EXERCISE DIRECTIONS:
Return the data exactly, with all pictures removed.

start

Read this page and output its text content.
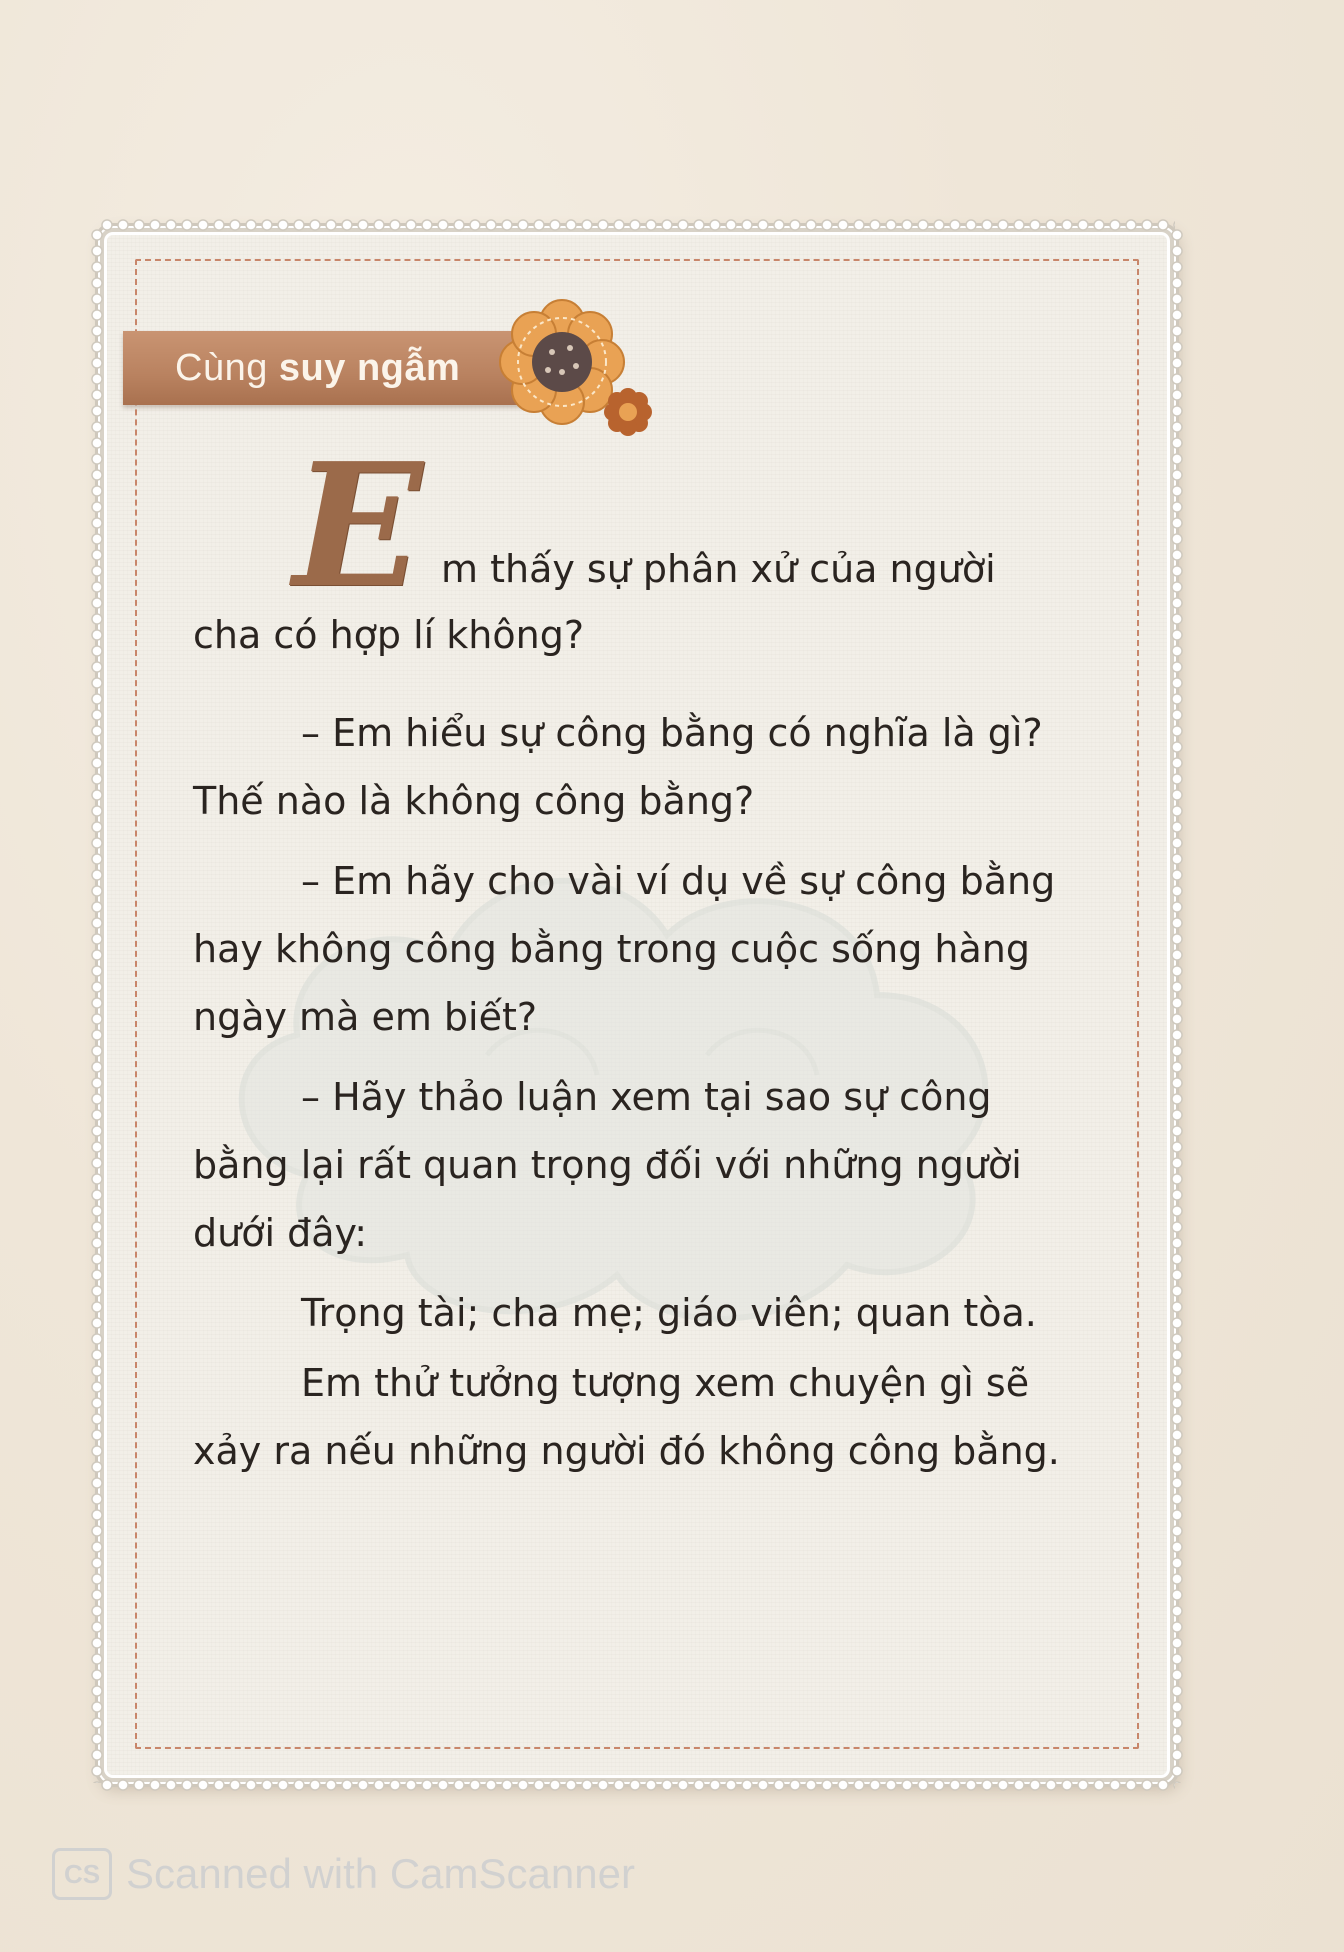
Cùng suy ngẫm
E m thấy sự phân xử của người

cha có hợp lí không?

– Em hiểu sự công bằng có nghĩa là gì? Thế nào là không công bằng?

– Em hãy cho vài ví dụ về sự công bằng hay không công bằng trong cuộc sống hàng ngày mà em biết?

– Hãy thảo luận xem tại sao sự công bằng lại rất quan trọng đối với những người dưới đây:

Trọng tài; cha mẹ; giáo viên; quan tòa.

Em thử tưởng tượng xem chuyện gì sẽ xảy ra nếu những người đó không công bằng.

CS Scanned with CamScanner
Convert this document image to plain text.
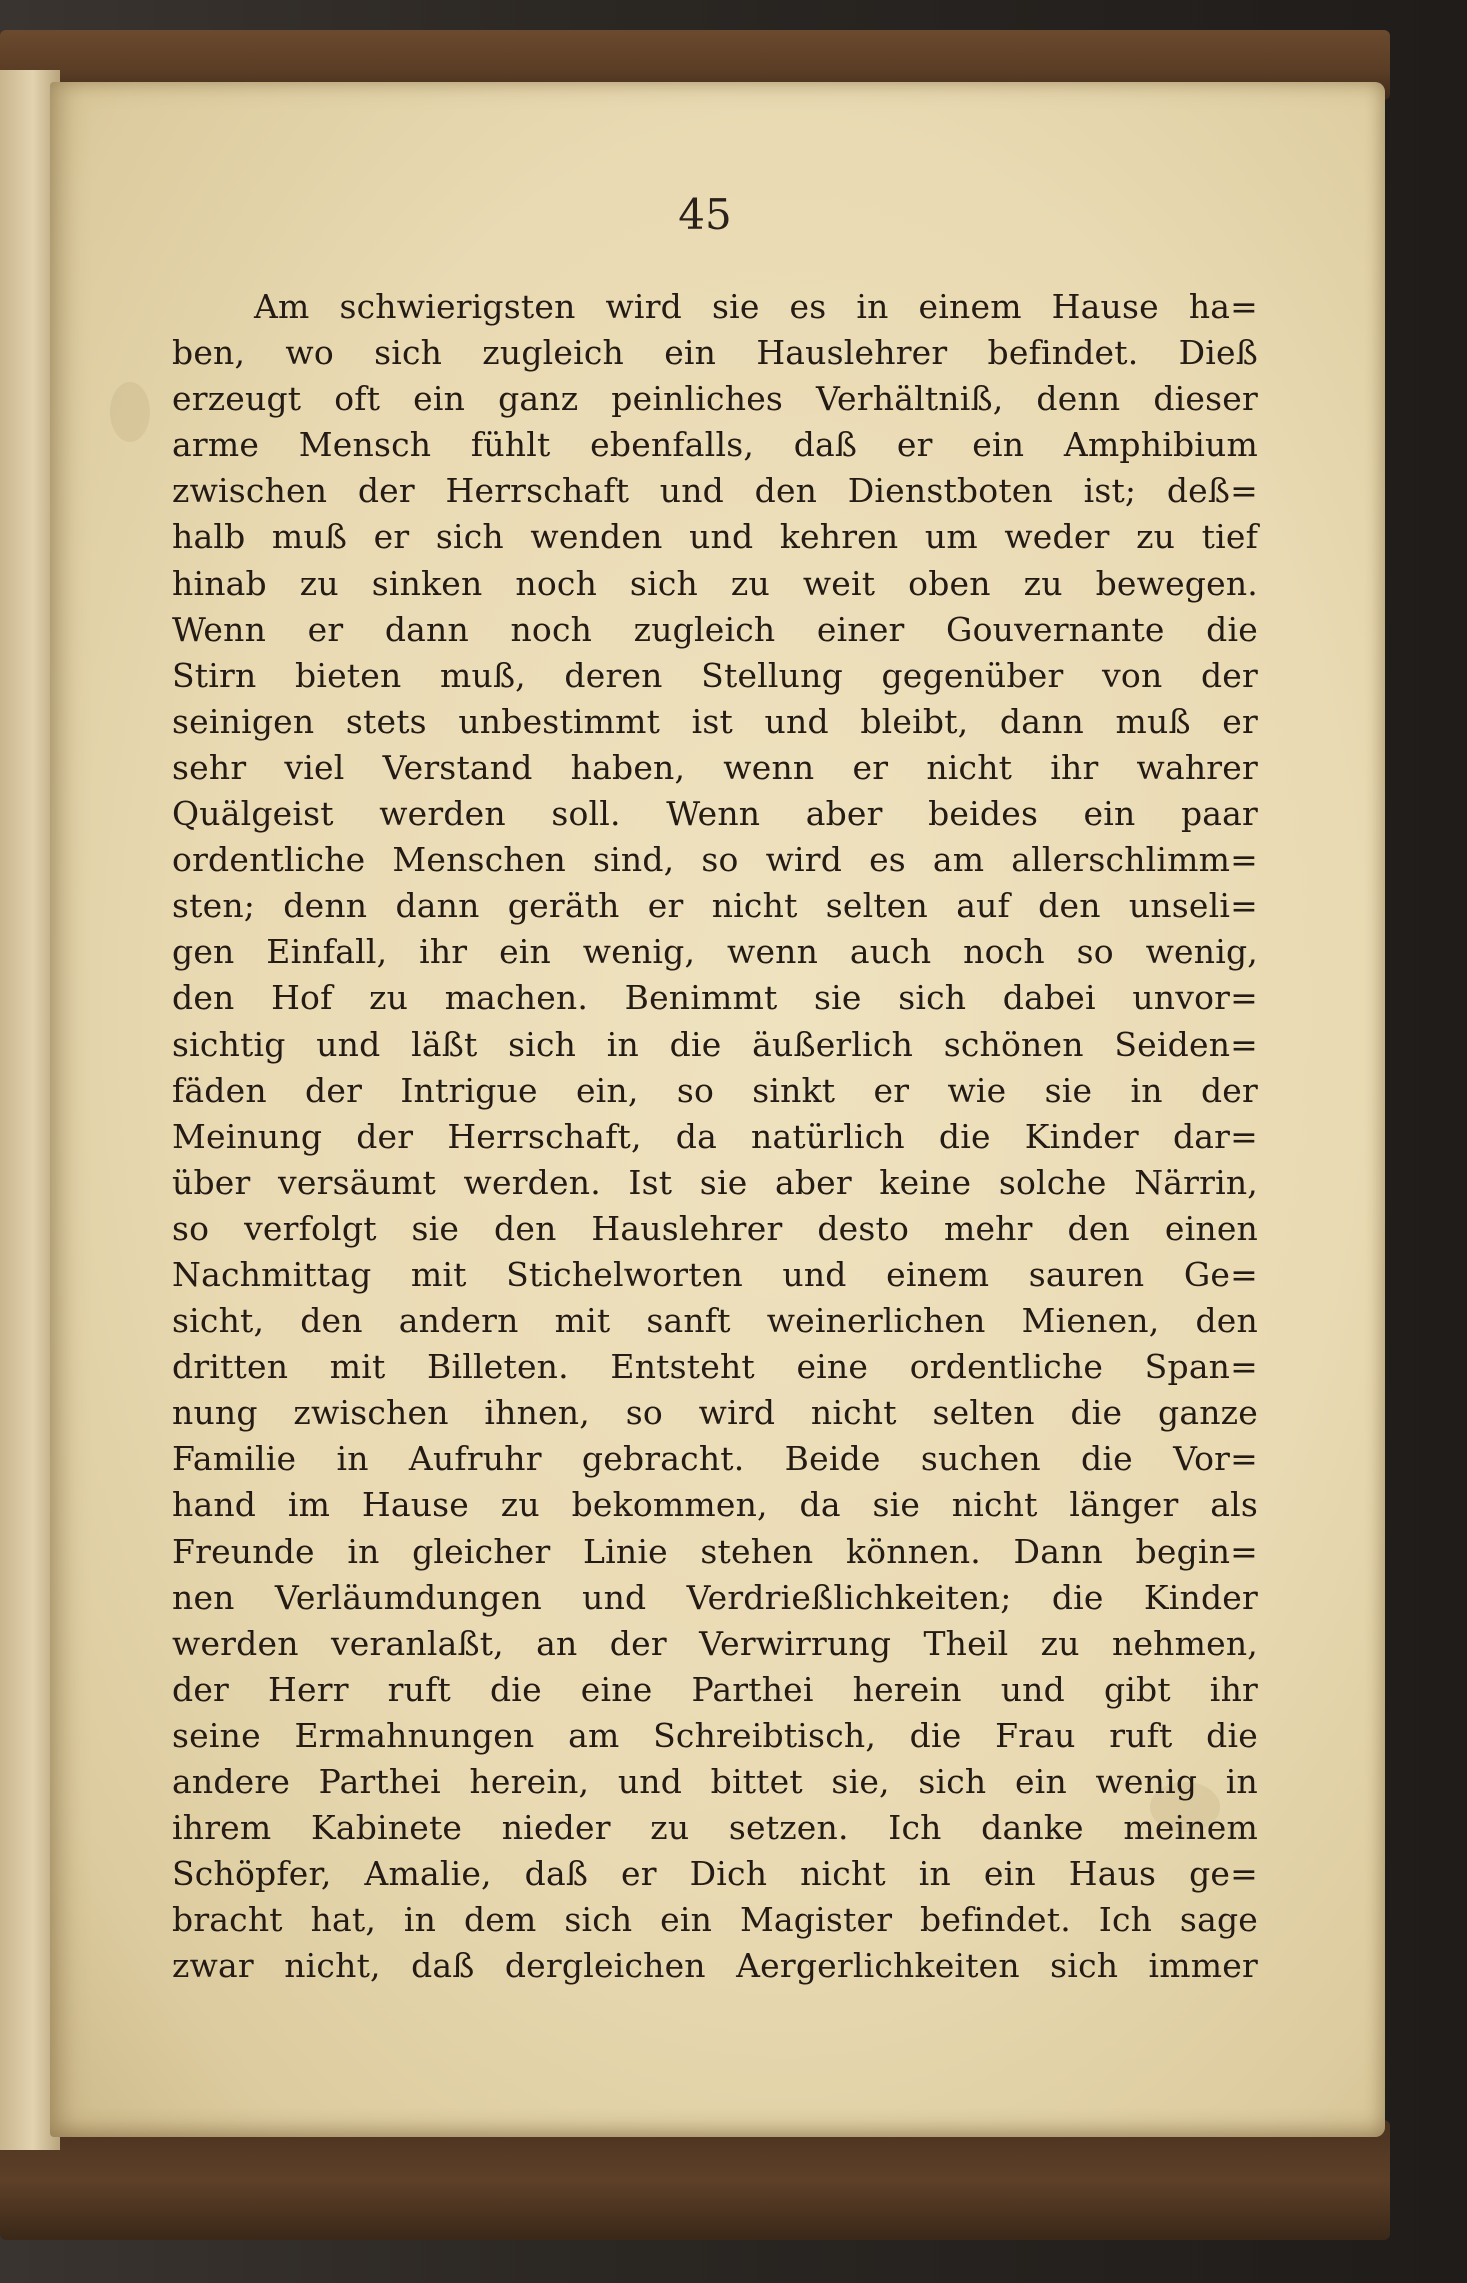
45
Am schwierigsten wird sie es in einem Hause ha=
ben, wo sich zugleich ein Hauslehrer befindet. Dieß
erzeugt oft ein ganz peinliches Verhältniß, denn dieser
arme Mensch fühlt ebenfalls, daß er ein Amphibium
zwischen der Herrschaft und den Dienstboten ist; deß=
halb muß er sich wenden und kehren um weder zu tief
hinab zu sinken noch sich zu weit oben zu bewegen.
Wenn er dann noch zugleich einer Gouvernante die
Stirn bieten muß, deren Stellung gegenüber von der
seinigen stets unbestimmt ist und bleibt, dann muß er
sehr viel Verstand haben, wenn er nicht ihr wahrer
Quälgeist werden soll. Wenn aber beides ein paar
ordentliche Menschen sind, so wird es am allerschlimm=
sten; denn dann geräth er nicht selten auf den unseli=
gen Einfall, ihr ein wenig, wenn auch noch so wenig,
den Hof zu machen. Benimmt sie sich dabei unvor=
sichtig und läßt sich in die äußerlich schönen Seiden=
fäden der Intrigue ein, so sinkt er wie sie in der
Meinung der Herrschaft, da natürlich die Kinder dar=
über versäumt werden. Ist sie aber keine solche Närrin,
so verfolgt sie den Hauslehrer desto mehr den einen
Nachmittag mit Stichelworten und einem sauren Ge=
sicht, den andern mit sanft weinerlichen Mienen, den
dritten mit Billeten. Entsteht eine ordentliche Span=
nung zwischen ihnen, so wird nicht selten die ganze
Familie in Aufruhr gebracht. Beide suchen die Vor=
hand im Hause zu bekommen, da sie nicht länger als
Freunde in gleicher Linie stehen können. Dann begin=
nen Verläumdungen und Verdrießlichkeiten; die Kinder
werden veranlaßt, an der Verwirrung Theil zu nehmen,
der Herr ruft die eine Parthei herein und gibt ihr
seine Ermahnungen am Schreibtisch, die Frau ruft die
andere Parthei herein, und bittet sie, sich ein wenig in
ihrem Kabinete nieder zu setzen. Ich danke meinem
Schöpfer, Amalie, daß er Dich nicht in ein Haus ge=
bracht hat, in dem sich ein Magister befindet. Ich sage
zwar nicht, daß dergleichen Aergerlichkeiten sich immer
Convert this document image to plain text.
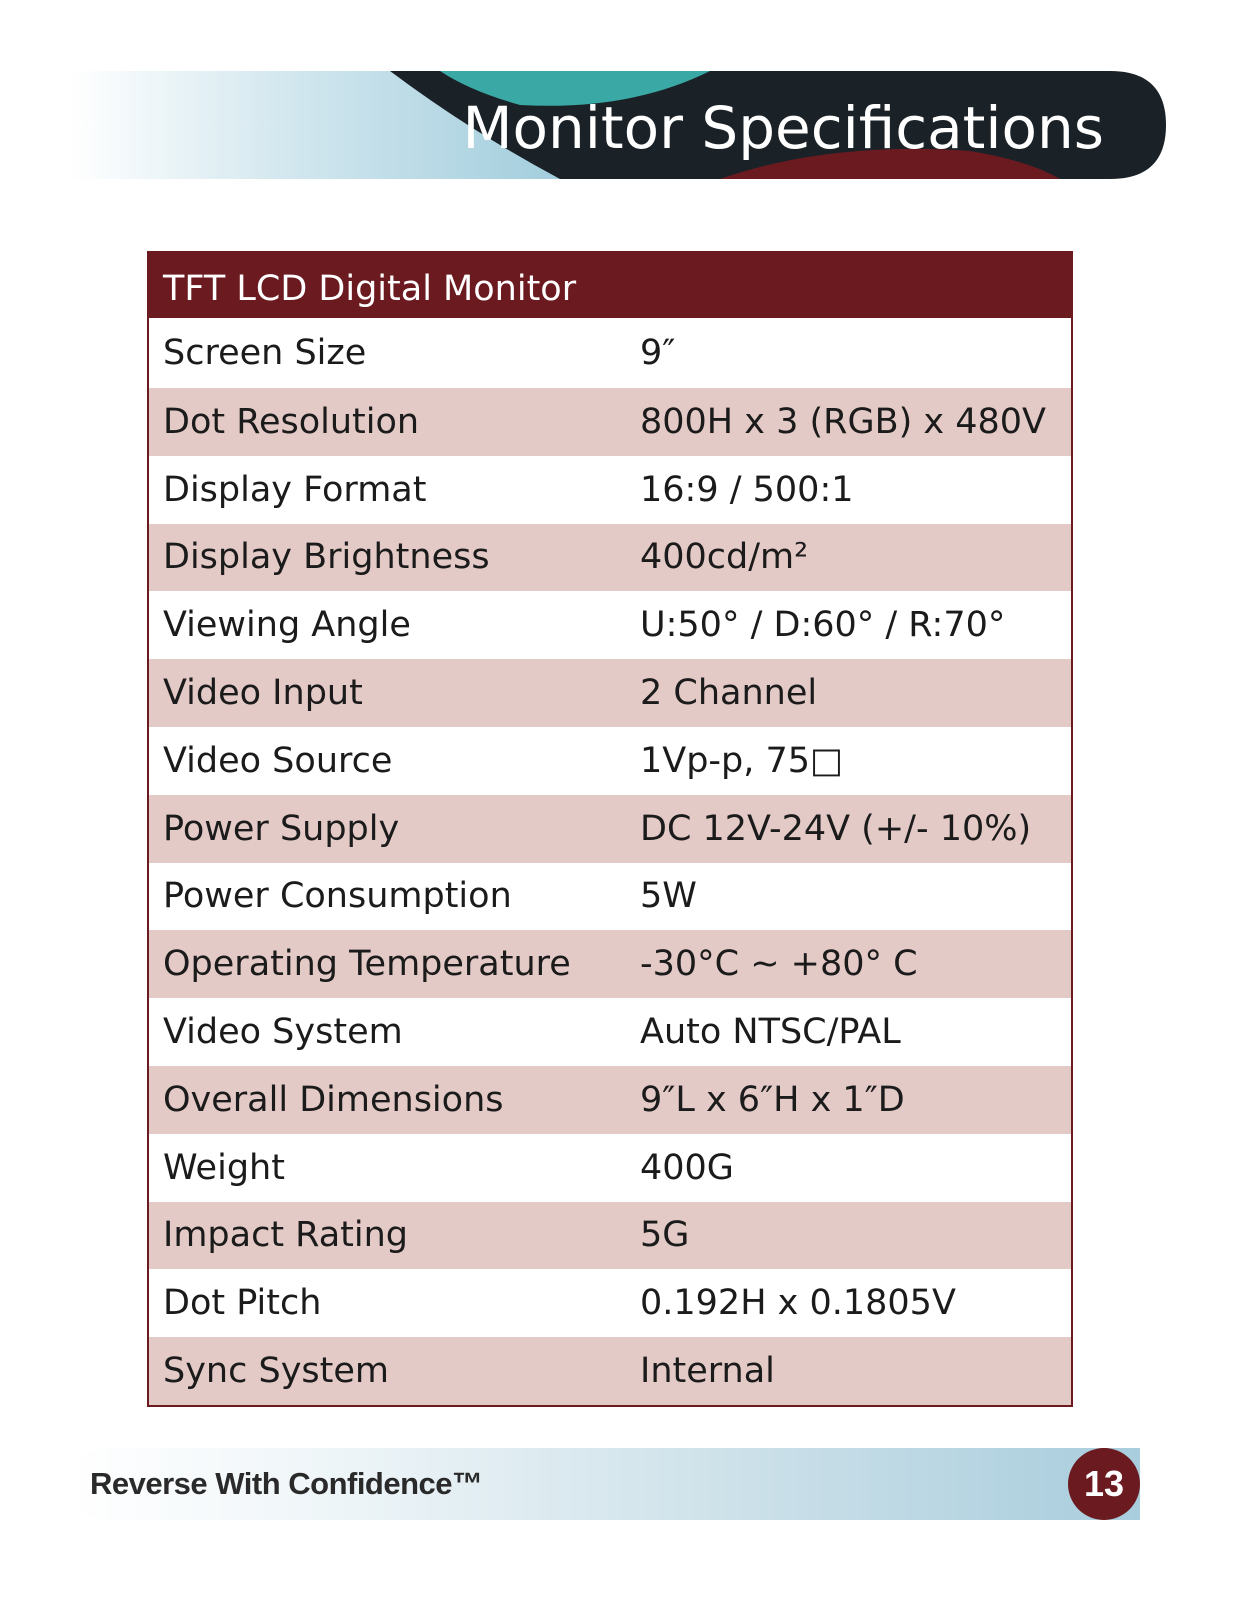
Monitor Specifications
TFT LCD Digital Monitor
Screen Size	9″
Dot Resolution	800H x 3 (RGB) x 480V
Display Format	16:9 / 500:1
Display Brightness	400cd/m²
Viewing Angle	U:50° / D:60° / R:70°
Video Input	2 Channel
Video Source	1Vp-p, 75□
Power Supply	DC 12V-24V (+/- 10%)
Power Consumption	5W
Operating Temperature	-30°C ~ +80° C
Video System	Auto NTSC/PAL
Overall Dimensions	9″L x 6″H x 1″D
Weight	400G
Impact Rating	5G
Dot Pitch	0.192H x 0.1805V
Sync System	Internal
Reverse With Confidence™	13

end

THE RESPONSE:
Read this page and output its text content.
Cùng suy ngẫm
E m thấy sự phân xử của người

cha có hợp lí không?

– Em hiểu sự công bằng có nghĩa là gì? Thế nào là không công bằng?

– Em hãy cho vài ví dụ về sự công bằng hay không công bằng trong cuộc sống hàng ngày mà em biết?

– Hãy thảo luận xem tại sao sự công bằng lại rất quan trọng đối với những người dưới đây:

Trọng tài; cha mẹ; giáo viên; quan tòa.

Em thử tưởng tượng xem chuyện gì sẽ xảy ra nếu những người đó không công bằng.

CS Scanned with CamScanner
Convert this document image to plain text.
45
Am schwierigsten wird sie es in einem Hause ha=
ben, wo sich zugleich ein Hauslehrer befindet. Dieß
erzeugt oft ein ganz peinliches Verhältniß, denn dieser
arme Mensch fühlt ebenfalls, daß er ein Amphibium
zwischen der Herrschaft und den Dienstboten ist; deß=
halb muß er sich wenden und kehren um weder zu tief
hinab zu sinken noch sich zu weit oben zu bewegen.
Wenn er dann noch zugleich einer Gouvernante die
Stirn bieten muß, deren Stellung gegenüber von der
seinigen stets unbestimmt ist und bleibt, dann muß er
sehr viel Verstand haben, wenn er nicht ihr wahrer
Quälgeist werden soll. Wenn aber beides ein paar
ordentliche Menschen sind, so wird es am allerschlimm=
sten; denn dann geräth er nicht selten auf den unseli=
gen Einfall, ihr ein wenig, wenn auch noch so wenig,
den Hof zu machen. Benimmt sie sich dabei unvor=
sichtig und läßt sich in die äußerlich schönen Seiden=
fäden der Intrigue ein, so sinkt er wie sie in der
Meinung der Herrschaft, da natürlich die Kinder dar=
über versäumt werden. Ist sie aber keine solche Närrin,
so verfolgt sie den Hauslehrer desto mehr den einen
Nachmittag mit Stichelworten und einem sauren Ge=
sicht, den andern mit sanft weinerlichen Mienen, den
dritten mit Billeten. Entsteht eine ordentliche Span=
nung zwischen ihnen, so wird nicht selten die ganze
Familie in Aufruhr gebracht. Beide suchen die Vor=
hand im Hause zu bekommen, da sie nicht länger als
Freunde in gleicher Linie stehen können. Dann begin=
nen Verläumdungen und Verdrießlichkeiten; die Kinder
werden veranlaßt, an der Verwirrung Theil zu nehmen,
der Herr ruft die eine Parthei herein und gibt ihr
seine Ermahnungen am Schreibtisch, die Frau ruft die
andere Parthei herein, und bittet sie, sich ein wenig in
ihrem Kabinete nieder zu setzen. Ich danke meinem
Schöpfer, Amalie, daß er Dich nicht in ein Haus ge=
bracht hat, in dem sich ein Magister befindet. Ich sage
zwar nicht, daß dergleichen Aergerlichkeiten sich immer
Convert this document image to plain text.
Monitor Specifications
TFT LCD Digital Monitor
Screen Size	9″
Dot Resolution	800H x 3 (RGB) x 480V
Display Format	16:9 / 500:1
Display Brightness	400cd/m²
Viewing Angle	U:50° / D:60° / R:70°
Video Input	2 Channel
Video Source	1Vp-p, 75□
Power Supply	DC 12V-24V (+/- 10%)
Power Consumption	5W
Operating Temperature	-30°C ~ +80° C
Video System	Auto NTSC/PAL
Overall Dimensions	9″L x 6″H x 1″D
Weight	400G
Impact Rating	5G
Dot Pitch	0.192H x 0.1805V
Sync System	Internal
Reverse With Confidence™	13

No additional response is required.